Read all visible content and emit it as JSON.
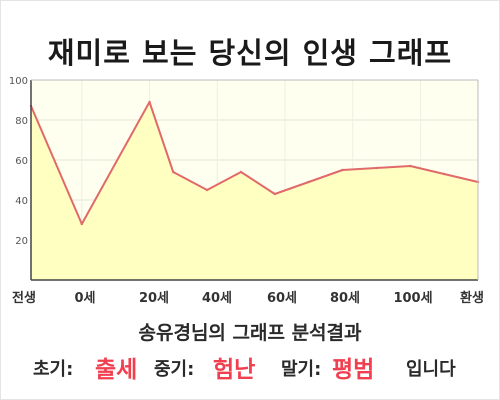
{
  "title": "재미로 보는 당신의 인생 그래프",
  "subtitle": "송유경님의 그래프 분석결과",
  "result": {
    "early_label": "초기:",
    "early_value": "출세",
    "mid_label": "중기:",
    "mid_value": "험난",
    "late_label": "말기:",
    "late_value": "평범",
    "suffix": "입니다"
  },
  "colors": {
    "line": "#e06a6a",
    "fill": "#ffffc2",
    "plot_bg": "#fffff0",
    "accent_text": "#f04050"
  },
  "chart_data": {
    "type": "area",
    "title": "재미로 보는 당신의 인생 그래프",
    "xlabel": "",
    "ylabel": "",
    "ylim": [
      0,
      100
    ],
    "yticks": [
      20,
      40,
      60,
      80,
      100
    ],
    "x_tick_labels": [
      "전생",
      "0세",
      "20세",
      "40세",
      "60세",
      "80세",
      "100세",
      "환생"
    ],
    "grid": true,
    "series": [
      {
        "points": [
          {
            "x": -15,
            "y": 87
          },
          {
            "x": 0,
            "y": 28
          },
          {
            "x": 20,
            "y": 89
          },
          {
            "x": 27,
            "y": 54
          },
          {
            "x": 37,
            "y": 45
          },
          {
            "x": 47,
            "y": 54
          },
          {
            "x": 57,
            "y": 43
          },
          {
            "x": 67,
            "y": 49
          },
          {
            "x": 77,
            "y": 55
          },
          {
            "x": 87,
            "y": 56
          },
          {
            "x": 97,
            "y": 57
          },
          {
            "x": 107,
            "y": 53
          },
          {
            "x": 117,
            "y": 49
          }
        ]
      }
    ]
  }
}
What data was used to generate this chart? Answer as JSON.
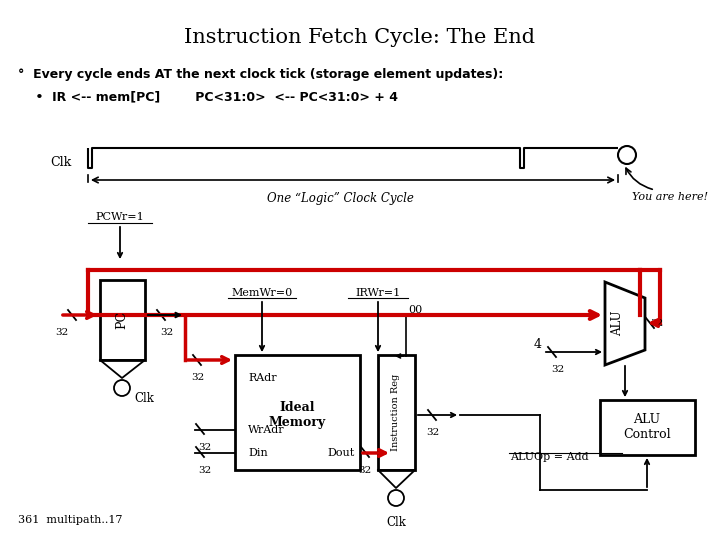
{
  "title": "Instruction Fetch Cycle: The End",
  "bullet1": "°  Every cycle ends AT the next clock tick (storage element updates):",
  "bullet2": "    •  IR <-- mem[PC]        PC<31:0>  <-- PC<31:0> + 4",
  "footer": "361  multipath..17",
  "bg_color": "#ffffff",
  "red_color": "#cc0000",
  "clk_label": "Clk",
  "clock_cycle_label": "One “Logic” Clock Cycle",
  "you_are_here": "You are here!",
  "pcwr_label": "PCWr=1",
  "mem_wr_label": "MemWr=0",
  "ir_wr_label": "IRWr=1",
  "ideal_mem_label": "Ideal\nMemory",
  "radr_label": "RAdr",
  "wradr_label": "WrAdr",
  "din_label": "Din",
  "dout_label": "Dout",
  "instruction_reg_label": "Instruction Reg",
  "alu_label": "ALU",
  "alu_control_label": "ALU\nControl",
  "alu_op_label": "ALUOp = Add",
  "pc_label": "PC"
}
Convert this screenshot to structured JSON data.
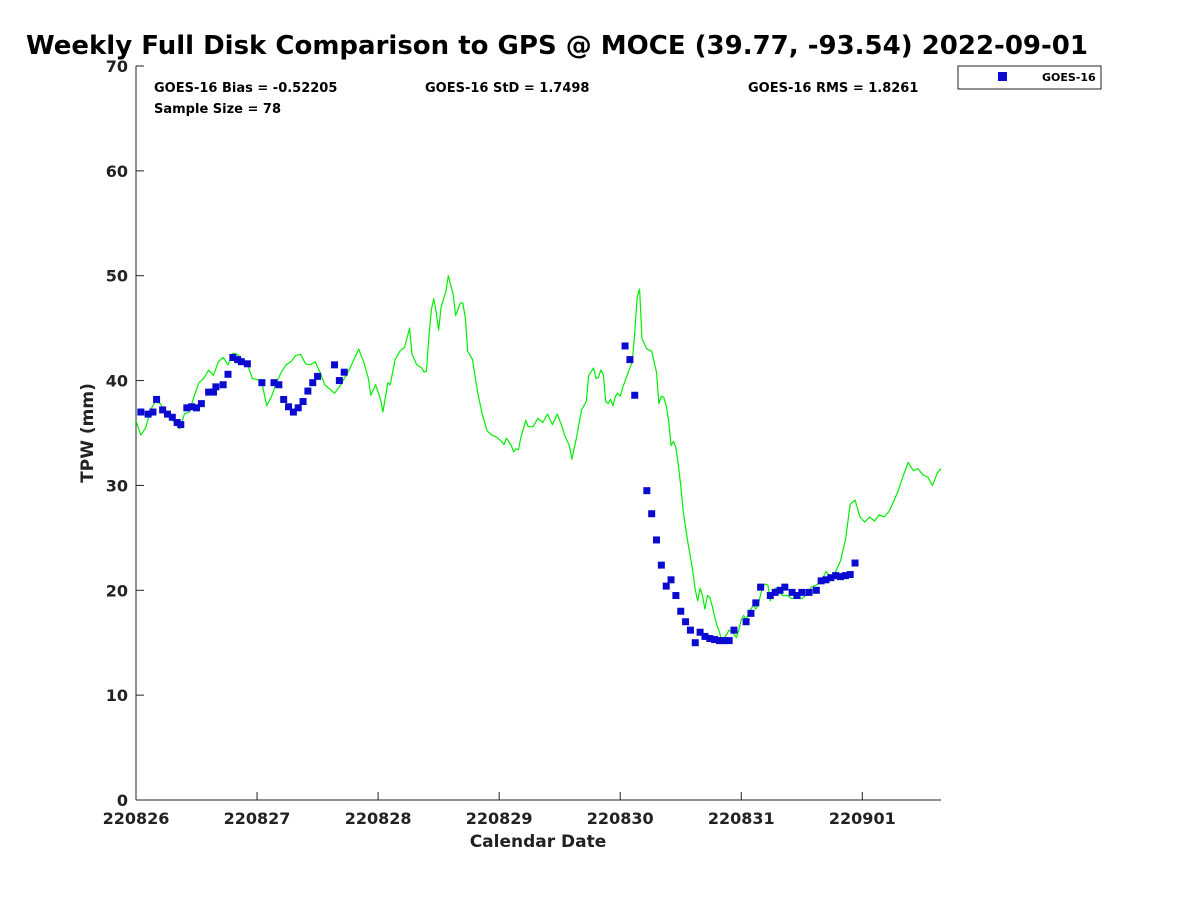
{
  "chart_data": {
    "type": "line",
    "title": "Weekly Full Disk Comparison to GPS @ MOCE (39.77, -93.54) 2022-09-01",
    "xlabel": "Calendar Date",
    "ylabel": "TPW (mm)",
    "xlim": [
      0,
      6.65
    ],
    "ylim": [
      0,
      70
    ],
    "x_ticks": [
      {
        "value": 0,
        "label": "220826"
      },
      {
        "value": 1,
        "label": "220827"
      },
      {
        "value": 2,
        "label": "220828"
      },
      {
        "value": 3,
        "label": "220829"
      },
      {
        "value": 4,
        "label": "220830"
      },
      {
        "value": 5,
        "label": "220831"
      },
      {
        "value": 6,
        "label": "220901"
      }
    ],
    "y_ticks": [
      0,
      10,
      20,
      30,
      40,
      50,
      60,
      70
    ],
    "stats": {
      "bias": "GOES-16 Bias = -0.52205",
      "std": "GOES-16 StD = 1.7498",
      "rms": "GOES-16 RMS = 1.8261",
      "sample": "Sample Size = 78"
    },
    "legend": [
      {
        "name": "GOES-16",
        "color": "#0a0ad0",
        "marker": "square"
      }
    ],
    "gps_color": "#00ee00",
    "series": [
      {
        "name": "GPS",
        "color": "#00ee00",
        "points": [
          [
            0,
            36.2
          ],
          [
            0.04,
            34.8
          ],
          [
            0.08,
            35.5
          ],
          [
            0.12,
            37.2
          ],
          [
            0.16,
            38.0
          ],
          [
            0.2,
            37.8
          ],
          [
            0.24,
            37.0
          ],
          [
            0.28,
            36.5
          ],
          [
            0.32,
            36.0
          ],
          [
            0.36,
            35.4
          ],
          [
            0.4,
            36.8
          ],
          [
            0.44,
            37.0
          ],
          [
            0.48,
            38.5
          ],
          [
            0.52,
            39.8
          ],
          [
            0.56,
            40.2
          ],
          [
            0.6,
            41.0
          ],
          [
            0.64,
            40.5
          ],
          [
            0.68,
            41.8
          ],
          [
            0.72,
            42.2
          ],
          [
            0.76,
            41.5
          ],
          [
            0.8,
            42.6
          ],
          [
            0.84,
            42.5
          ],
          [
            0.88,
            41.8
          ],
          [
            0.92,
            41.6
          ],
          [
            0.96,
            40.2
          ],
          [
            1.0,
            40.1
          ],
          [
            1.04,
            39.8
          ],
          [
            1.08,
            37.6
          ],
          [
            1.12,
            38.5
          ],
          [
            1.16,
            39.8
          ],
          [
            1.2,
            40.8
          ],
          [
            1.24,
            41.5
          ],
          [
            1.28,
            41.8
          ],
          [
            1.32,
            42.4
          ],
          [
            1.36,
            42.5
          ],
          [
            1.4,
            41.6
          ],
          [
            1.44,
            41.5
          ],
          [
            1.48,
            41.8
          ],
          [
            1.52,
            40.8
          ],
          [
            1.56,
            39.6
          ],
          [
            1.6,
            39.2
          ],
          [
            1.64,
            38.8
          ],
          [
            1.68,
            39.4
          ],
          [
            1.72,
            40.2
          ],
          [
            1.76,
            41.0
          ],
          [
            1.8,
            42.0
          ],
          [
            1.84,
            43.0
          ],
          [
            1.88,
            41.8
          ],
          [
            1.92,
            40.2
          ],
          [
            1.94,
            38.6
          ],
          [
            1.98,
            39.6
          ],
          [
            2.02,
            38.2
          ],
          [
            2.04,
            37.0
          ],
          [
            2.08,
            39.8
          ],
          [
            2.1,
            39.6
          ],
          [
            2.14,
            42.0
          ],
          [
            2.18,
            42.8
          ],
          [
            2.22,
            43.2
          ],
          [
            2.26,
            45.0
          ],
          [
            2.28,
            42.5
          ],
          [
            2.32,
            41.5
          ],
          [
            2.36,
            41.2
          ],
          [
            2.38,
            40.8
          ],
          [
            2.4,
            40.9
          ],
          [
            2.42,
            44.2
          ],
          [
            2.44,
            46.8
          ],
          [
            2.46,
            47.8
          ],
          [
            2.48,
            46.5
          ],
          [
            2.5,
            44.8
          ],
          [
            2.52,
            47.0
          ],
          [
            2.56,
            48.5
          ],
          [
            2.58,
            50.0
          ],
          [
            2.62,
            48.2
          ],
          [
            2.64,
            46.2
          ],
          [
            2.68,
            47.4
          ],
          [
            2.7,
            47.4
          ],
          [
            2.72,
            46.0
          ],
          [
            2.74,
            42.8
          ],
          [
            2.76,
            42.4
          ],
          [
            2.78,
            42.0
          ],
          [
            2.82,
            39.0
          ],
          [
            2.86,
            36.8
          ],
          [
            2.9,
            35.2
          ],
          [
            2.94,
            34.8
          ],
          [
            2.98,
            34.6
          ],
          [
            3.02,
            34.2
          ],
          [
            3.04,
            33.9
          ],
          [
            3.06,
            34.5
          ],
          [
            3.1,
            33.8
          ],
          [
            3.12,
            33.2
          ],
          [
            3.14,
            33.5
          ],
          [
            3.16,
            33.4
          ],
          [
            3.18,
            34.6
          ],
          [
            3.22,
            36.2
          ],
          [
            3.24,
            35.6
          ],
          [
            3.28,
            35.6
          ],
          [
            3.32,
            36.4
          ],
          [
            3.36,
            36.0
          ],
          [
            3.4,
            36.8
          ],
          [
            3.44,
            35.8
          ],
          [
            3.48,
            36.8
          ],
          [
            3.52,
            35.6
          ],
          [
            3.54,
            34.8
          ],
          [
            3.58,
            33.8
          ],
          [
            3.6,
            32.5
          ],
          [
            3.64,
            34.6
          ],
          [
            3.68,
            37.2
          ],
          [
            3.72,
            38.0
          ],
          [
            3.74,
            40.5
          ],
          [
            3.78,
            41.2
          ],
          [
            3.8,
            40.2
          ],
          [
            3.82,
            40.3
          ],
          [
            3.84,
            41.0
          ],
          [
            3.86,
            40.6
          ],
          [
            3.88,
            38.0
          ],
          [
            3.9,
            37.8
          ],
          [
            3.92,
            38.2
          ],
          [
            3.94,
            37.6
          ],
          [
            3.96,
            38.5
          ],
          [
            3.98,
            38.8
          ],
          [
            4.0,
            38.5
          ],
          [
            4.02,
            39.3
          ],
          [
            4.06,
            40.6
          ],
          [
            4.1,
            41.8
          ],
          [
            4.12,
            44.5
          ],
          [
            4.14,
            48.0
          ],
          [
            4.16,
            48.7
          ],
          [
            4.18,
            44.0
          ],
          [
            4.22,
            43.0
          ],
          [
            4.26,
            42.8
          ],
          [
            4.3,
            40.8
          ],
          [
            4.32,
            37.8
          ],
          [
            4.34,
            38.5
          ],
          [
            4.36,
            38.4
          ],
          [
            4.38,
            37.6
          ],
          [
            4.4,
            36.2
          ],
          [
            4.42,
            33.8
          ],
          [
            4.44,
            34.2
          ],
          [
            4.46,
            33.6
          ],
          [
            4.48,
            32.0
          ],
          [
            4.5,
            30.0
          ],
          [
            4.52,
            27.5
          ],
          [
            4.54,
            26.0
          ],
          [
            4.56,
            24.5
          ],
          [
            4.58,
            23.2
          ],
          [
            4.6,
            21.8
          ],
          [
            4.62,
            20.0
          ],
          [
            4.64,
            19.0
          ],
          [
            4.66,
            20.2
          ],
          [
            4.68,
            19.5
          ],
          [
            4.7,
            18.2
          ],
          [
            4.72,
            19.5
          ],
          [
            4.74,
            19.3
          ],
          [
            4.76,
            18.5
          ],
          [
            4.78,
            17.5
          ],
          [
            4.8,
            16.6
          ],
          [
            4.82,
            16.0
          ],
          [
            4.84,
            15.0
          ],
          [
            4.86,
            15.5
          ],
          [
            4.88,
            15.8
          ],
          [
            4.9,
            16.2
          ],
          [
            4.92,
            16.0
          ],
          [
            4.94,
            15.8
          ],
          [
            4.96,
            15.5
          ],
          [
            4.98,
            16.2
          ],
          [
            5.0,
            17.2
          ],
          [
            5.02,
            17.6
          ],
          [
            5.04,
            17.2
          ],
          [
            5.06,
            17.8
          ],
          [
            5.08,
            18.2
          ],
          [
            5.1,
            18.6
          ],
          [
            5.12,
            18.2
          ],
          [
            5.14,
            18.6
          ],
          [
            5.16,
            19.6
          ],
          [
            5.18,
            20.4
          ],
          [
            5.2,
            20.6
          ],
          [
            5.22,
            20.5
          ],
          [
            5.24,
            19.0
          ],
          [
            5.26,
            19.8
          ],
          [
            5.28,
            20.2
          ],
          [
            5.3,
            20.0
          ],
          [
            5.34,
            19.5
          ],
          [
            5.38,
            19.5
          ],
          [
            5.42,
            19.2
          ],
          [
            5.46,
            19.4
          ],
          [
            5.5,
            19.2
          ],
          [
            5.54,
            19.6
          ],
          [
            5.58,
            20.3
          ],
          [
            5.62,
            20.5
          ],
          [
            5.66,
            20.8
          ],
          [
            5.7,
            21.8
          ],
          [
            5.74,
            21.2
          ],
          [
            5.78,
            21.8
          ],
          [
            5.82,
            22.8
          ],
          [
            5.86,
            24.8
          ],
          [
            5.9,
            28.2
          ],
          [
            5.94,
            28.6
          ],
          [
            5.98,
            27.0
          ],
          [
            6.02,
            26.5
          ],
          [
            6.06,
            27.0
          ],
          [
            6.1,
            26.6
          ],
          [
            6.14,
            27.2
          ],
          [
            6.18,
            27.0
          ],
          [
            6.22,
            27.5
          ],
          [
            6.26,
            28.5
          ],
          [
            6.3,
            29.6
          ],
          [
            6.34,
            31.0
          ],
          [
            6.38,
            32.2
          ],
          [
            6.42,
            31.4
          ],
          [
            6.46,
            31.6
          ],
          [
            6.5,
            31.0
          ],
          [
            6.54,
            30.8
          ],
          [
            6.58,
            30.0
          ],
          [
            6.62,
            31.2
          ],
          [
            6.65,
            31.6
          ]
        ]
      },
      {
        "name": "GOES-16",
        "color": "#0a0ad0",
        "points": [
          [
            0.04,
            37.0
          ],
          [
            0.1,
            36.8
          ],
          [
            0.14,
            37.0
          ],
          [
            0.17,
            38.2
          ],
          [
            0.22,
            37.2
          ],
          [
            0.26,
            36.8
          ],
          [
            0.3,
            36.5
          ],
          [
            0.34,
            36.0
          ],
          [
            0.37,
            35.8
          ],
          [
            0.42,
            37.4
          ],
          [
            0.46,
            37.5
          ],
          [
            0.5,
            37.4
          ],
          [
            0.54,
            37.8
          ],
          [
            0.6,
            38.9
          ],
          [
            0.64,
            38.9
          ],
          [
            0.66,
            39.4
          ],
          [
            0.72,
            39.6
          ],
          [
            0.76,
            40.6
          ],
          [
            0.8,
            42.2
          ],
          [
            0.84,
            42.0
          ],
          [
            0.87,
            41.8
          ],
          [
            0.92,
            41.6
          ],
          [
            1.04,
            39.8
          ],
          [
            1.14,
            39.8
          ],
          [
            1.18,
            39.6
          ],
          [
            1.22,
            38.2
          ],
          [
            1.26,
            37.5
          ],
          [
            1.3,
            37.0
          ],
          [
            1.34,
            37.4
          ],
          [
            1.38,
            38.0
          ],
          [
            1.42,
            39.0
          ],
          [
            1.46,
            39.8
          ],
          [
            1.5,
            40.4
          ],
          [
            1.64,
            41.5
          ],
          [
            1.68,
            40.0
          ],
          [
            1.72,
            40.8
          ],
          [
            4.04,
            43.3
          ],
          [
            4.08,
            42.0
          ],
          [
            4.12,
            38.6
          ],
          [
            4.22,
            29.5
          ],
          [
            4.26,
            27.3
          ],
          [
            4.3,
            24.8
          ],
          [
            4.34,
            22.4
          ],
          [
            4.38,
            20.4
          ],
          [
            4.42,
            21.0
          ],
          [
            4.46,
            19.5
          ],
          [
            4.5,
            18.0
          ],
          [
            4.54,
            17.0
          ],
          [
            4.58,
            16.2
          ],
          [
            4.62,
            15.0
          ],
          [
            4.66,
            16.0
          ],
          [
            4.7,
            15.6
          ],
          [
            4.74,
            15.4
          ],
          [
            4.78,
            15.3
          ],
          [
            4.82,
            15.2
          ],
          [
            4.86,
            15.2
          ],
          [
            4.9,
            15.2
          ],
          [
            4.94,
            16.2
          ],
          [
            5.04,
            17.0
          ],
          [
            5.08,
            17.8
          ],
          [
            5.12,
            18.8
          ],
          [
            5.16,
            20.3
          ],
          [
            5.24,
            19.5
          ],
          [
            5.28,
            19.8
          ],
          [
            5.32,
            20.0
          ],
          [
            5.36,
            20.3
          ],
          [
            5.42,
            19.8
          ],
          [
            5.46,
            19.5
          ],
          [
            5.5,
            19.8
          ],
          [
            5.56,
            19.8
          ],
          [
            5.62,
            20.0
          ],
          [
            5.66,
            20.9
          ],
          [
            5.7,
            21.0
          ],
          [
            5.74,
            21.2
          ],
          [
            5.78,
            21.4
          ],
          [
            5.82,
            21.3
          ],
          [
            5.86,
            21.4
          ],
          [
            5.9,
            21.5
          ],
          [
            5.94,
            22.6
          ]
        ]
      }
    ]
  }
}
━━━━
▸ Task statement: Pick out every line with the string "this" and copy it.

▸ Full response:
What data was used to generate this chart? Answer as JSON.
Convert this screenshot to structured JSON data.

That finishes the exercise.